* **REQUIRED WORK**
Transcribe the lines below verbatim, skipping the images.

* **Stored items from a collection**
□ □ □ □

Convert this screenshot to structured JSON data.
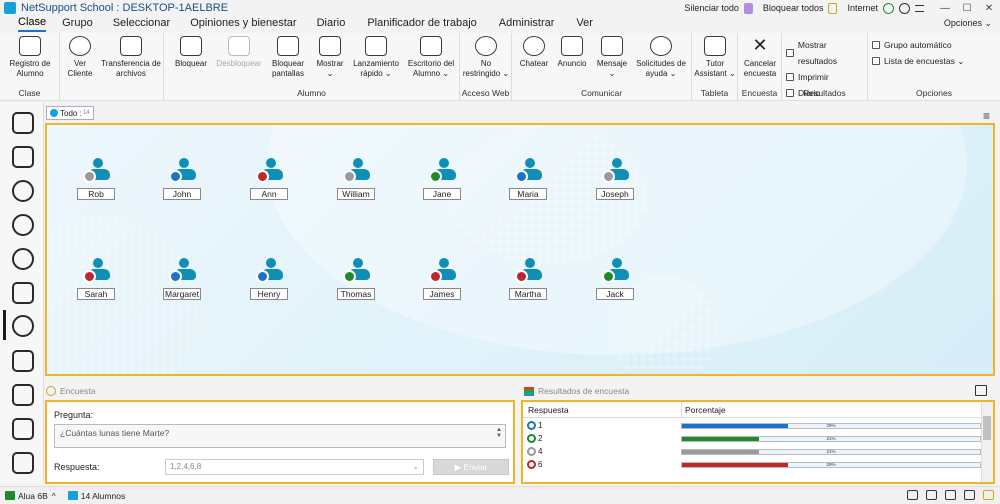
{
  "app": {
    "title": "NetSupport School : DESKTOP-1AELBRE"
  },
  "titlebar": {
    "mute_all": "Silenciar todo",
    "lock_all": "Bloquear todos",
    "internet": "Internet"
  },
  "menu": {
    "tabs": [
      "Clase",
      "Grupo",
      "Seleccionar",
      "Opiniones y bienestar",
      "Diario",
      "Planificador de trabajo",
      "Administrar",
      "Ver"
    ],
    "options": "Opciones"
  },
  "ribbon": {
    "clase": {
      "label": "Clase",
      "buttons": [
        "Registro de Alumno",
        "Ver Cliente",
        "Transferencia de archivos"
      ]
    },
    "alumno": {
      "label": "Alumno",
      "buttons": [
        "Bloquear",
        "Desbloquear",
        "Bloquear pantallas",
        "Mostrar",
        "Lanzamiento rápido",
        "Escritorio del Alumno"
      ]
    },
    "acceso_web": {
      "label": "Acceso Web",
      "buttons": [
        "No restringido"
      ]
    },
    "comunicar": {
      "label": "Comunicar",
      "buttons": [
        "Chatear",
        "Anuncio",
        "Mensaje",
        "Solicitudes de ayuda"
      ]
    },
    "tableta": {
      "label": "Tableta",
      "buttons": [
        "Tutor Assistant"
      ]
    },
    "encuesta": {
      "label": "Encuesta",
      "buttons": [
        "Cancelar encuesta"
      ]
    },
    "resultados": {
      "label": "Resultados",
      "items": [
        "Mostrar resultados",
        "Imprimir",
        "Diario"
      ]
    },
    "opciones": {
      "label": "Opciones",
      "items": [
        "Grupo automático",
        "Lista de encuestas"
      ]
    }
  },
  "group_tab": {
    "label": "Todo",
    "count": "14"
  },
  "students": [
    {
      "name": "Rob",
      "status": "#9a9a9a"
    },
    {
      "name": "John",
      "status": "#1a73c8"
    },
    {
      "name": "Ann",
      "status": "#c0262d"
    },
    {
      "name": "William",
      "status": "#9a9a9a"
    },
    {
      "name": "Jane",
      "status": "#1f8a2a"
    },
    {
      "name": "Maria",
      "status": "#1a73c8"
    },
    {
      "name": "Joseph",
      "status": "#9a9a9a"
    },
    {
      "name": "Sarah",
      "status": "#c0262d"
    },
    {
      "name": "Margaret",
      "status": "#1a73c8"
    },
    {
      "name": "Henry",
      "status": "#1a73c8"
    },
    {
      "name": "Thomas",
      "status": "#1f8a2a"
    },
    {
      "name": "James",
      "status": "#c0262d"
    },
    {
      "name": "Martha",
      "status": "#c0262d"
    },
    {
      "name": "Jack",
      "status": "#1f8a2a"
    }
  ],
  "survey": {
    "title": "Encuesta",
    "question_label": "Pregunta:",
    "question_placeholder": "¿Cuántas lunas tiene Marte?",
    "answer_label": "Respuesta:",
    "answer_value": "1,2,4,6,8",
    "send": "Enviar"
  },
  "results": {
    "title": "Resultados de encuesta",
    "col_answer": "Respuesta",
    "col_percent": "Porcentaje",
    "rows": [
      {
        "answer": "1",
        "percent": 29,
        "label": "29%",
        "color": "#1a73c8"
      },
      {
        "answer": "2",
        "percent": 21,
        "label": "21%",
        "color": "#1f8a2a"
      },
      {
        "answer": "4",
        "percent": 21,
        "label": "21%",
        "color": "#9a9a9a"
      },
      {
        "answer": "6",
        "percent": 29,
        "label": "29%",
        "color": "#c0262d"
      }
    ]
  },
  "statusbar": {
    "room": "Alua 6B",
    "students": "14 Alumnos"
  }
}
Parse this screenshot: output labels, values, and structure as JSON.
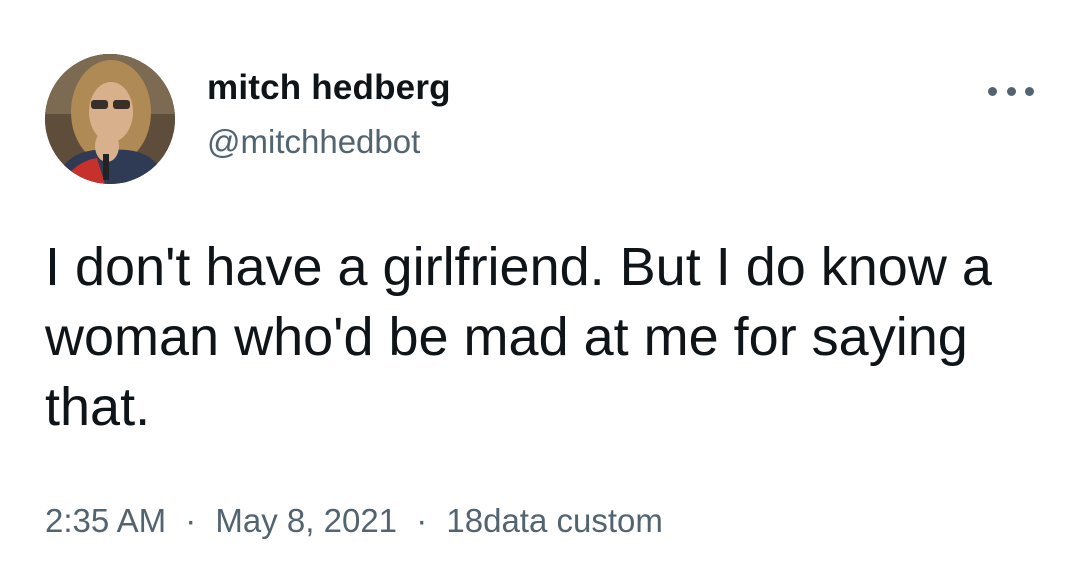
{
  "author": {
    "display_name": "mitch hedberg",
    "handle": "@mitchhedbot",
    "avatar_icon": "profile-photo"
  },
  "tweet": {
    "text": "I don't have a girlfriend. But I do know a woman who'd be mad at me for saying that.",
    "time": "2:35 AM",
    "date": "May 8, 2021",
    "source": "18data custom",
    "separator": "·"
  },
  "menu": {
    "icon": "more-horizontal-icon"
  },
  "colors": {
    "text_primary": "#0f1419",
    "text_secondary": "#536471",
    "background": "#ffffff"
  }
}
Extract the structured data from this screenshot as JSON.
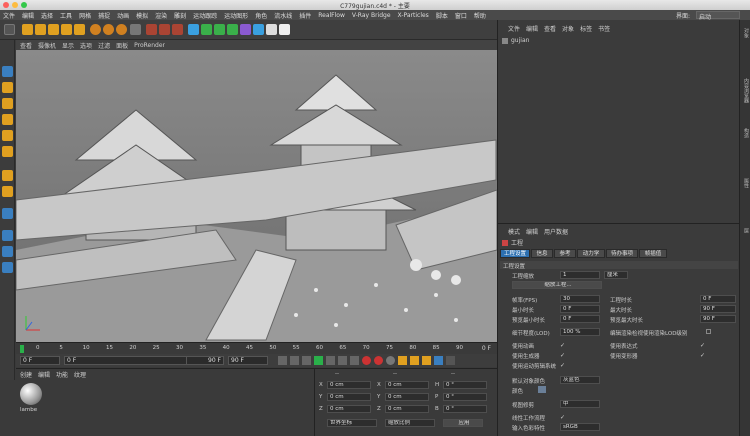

□ □ □ □

* **TASK ANSWER**
Convert this screenshot to structured JSON data.
{
  "app": {
    "title": "NetSupport School : DESKTOP-1AELBRE"
  },
  "titlebar": {
    "mute_all": "Silenciar todo",
    "lock_all": "Bloquear todos",
    "internet": "Internet"
  },
  "menu": {
    "tabs": [
      "Clase",
      "Grupo",
      "Seleccionar",
      "Opiniones y bienestar",
      "Diario",
      "Planificador de trabajo",
      "Administrar",
      "Ver"
    ],
    "options": "Opciones"
  },
  "ribbon": {
    "clase": {
      "label": "Clase",
      "buttons": [
        "Registro de Alumno",
        "Ver Cliente",
        "Transferencia de archivos"
      ]
    },
    "alumno": {
      "label": "Alumno",
      "buttons": [
        "Bloquear",
        "Desbloquear",
        "Bloquear pantallas",
        "Mostrar",
        "Lanzamiento rápido",
        "Escritorio del Alumno"
      ]
    },
    "acceso_web": {
      "label": "Acceso Web",
      "buttons": [
        "No restringido"
      ]
    },
    "comunicar": {
      "label": "Comunicar",
      "buttons": [
        "Chatear",
        "Anuncio",
        "Mensaje",
        "Solicitudes de ayuda"
      ]
    },
    "tableta": {
      "label": "Tableta",
      "buttons": [
        "Tutor Assistant"
      ]
    },
    "encuesta": {
      "label": "Encuesta",
      "buttons": [
        "Cancelar encuesta"
      ]
    },
    "resultados": {
      "label": "Resultados",
      "items": [
        "Mostrar resultados",
        "Imprimir",
        "Diario"
      ]
    },
    "opciones": {
      "label": "Opciones",
      "items": [
        "Grupo automático",
        "Lista de encuestas"
      ]
    }
  },
  "group_tab": {
    "label": "Todo",
    "count": "14"
  },
  "students": [
    {
      "name": "Rob",
      "status": "#9a9a9a"
    },
    {
      "name": "John",
      "status": "#1a73c8"
    },
    {
      "name": "Ann",
      "status": "#c0262d"
    },
    {
      "name": "William",
      "status": "#9a9a9a"
    },
    {
      "name": "Jane",
      "status": "#1f8a2a"
    },
    {
      "name": "Maria",
      "status": "#1a73c8"
    },
    {
      "name": "Joseph",
      "status": "#9a9a9a"
    },
    {
      "name": "Sarah",
      "status": "#c0262d"
    },
    {
      "name": "Margaret",
      "status": "#1a73c8"
    },
    {
      "name": "Henry",
      "status": "#1a73c8"
    },
    {
      "name": "Thomas",
      "status": "#1f8a2a"
    },
    {
      "name": "James",
      "status": "#c0262d"
    },
    {
      "name": "Martha",
      "status": "#c0262d"
    },
    {
      "name": "Jack",
      "status": "#1f8a2a"
    }
  ],
  "survey": {
    "title": "Encuesta",
    "question_label": "Pregunta:",
    "question_placeholder": "¿Cuántas lunas tiene Marte?",
    "answer_label": "Respuesta:",
    "answer_value": "1,2,4,6,8",
    "send": "Enviar"
  },
  "results": {
    "title": "Resultados de encuesta",
    "col_answer": "Respuesta",
    "col_percent": "Porcentaje",
    "rows": [
      {
        "answer": "1",
        "percent": 29,
        "label": "29%",
        "color": "#1a73c8"
      },
      {
        "answer": "2",
        "percent": 21,
        "label": "21%",
        "color": "#1f8a2a"
      },
      {
        "answer": "4",
        "percent": 21,
        "label": "21%",
        "color": "#9a9a9a"
      },
      {
        "answer": "6",
        "percent": 29,
        "label": "29%",
        "color": "#c0262d"
      }
    ]
  },
  "statusbar": {
    "room": "Alua 6B",
    "students": "14 Alumnos"
  }
}
Parse this screenshot: output labels, values, and structure as JSON.
{
  "author": {
    "display_name": "mitch hedberg",
    "handle": "@mitchhedbot",
    "avatar_icon": "profile-photo"
  },
  "tweet": {
    "text": "I don't have a girlfriend. But I do know a woman who'd be mad at me for saying that.",
    "time": "2:35 AM",
    "date": "May 8, 2021",
    "source": "18data custom",
    "separator": "·"
  },
  "menu": {
    "icon": "more-horizontal-icon"
  },
  "colors": {
    "text_primary": "#0f1419",
    "text_secondary": "#536471",
    "background": "#ffffff"
  }
}
Extract the structured data from this screenshot as JSON.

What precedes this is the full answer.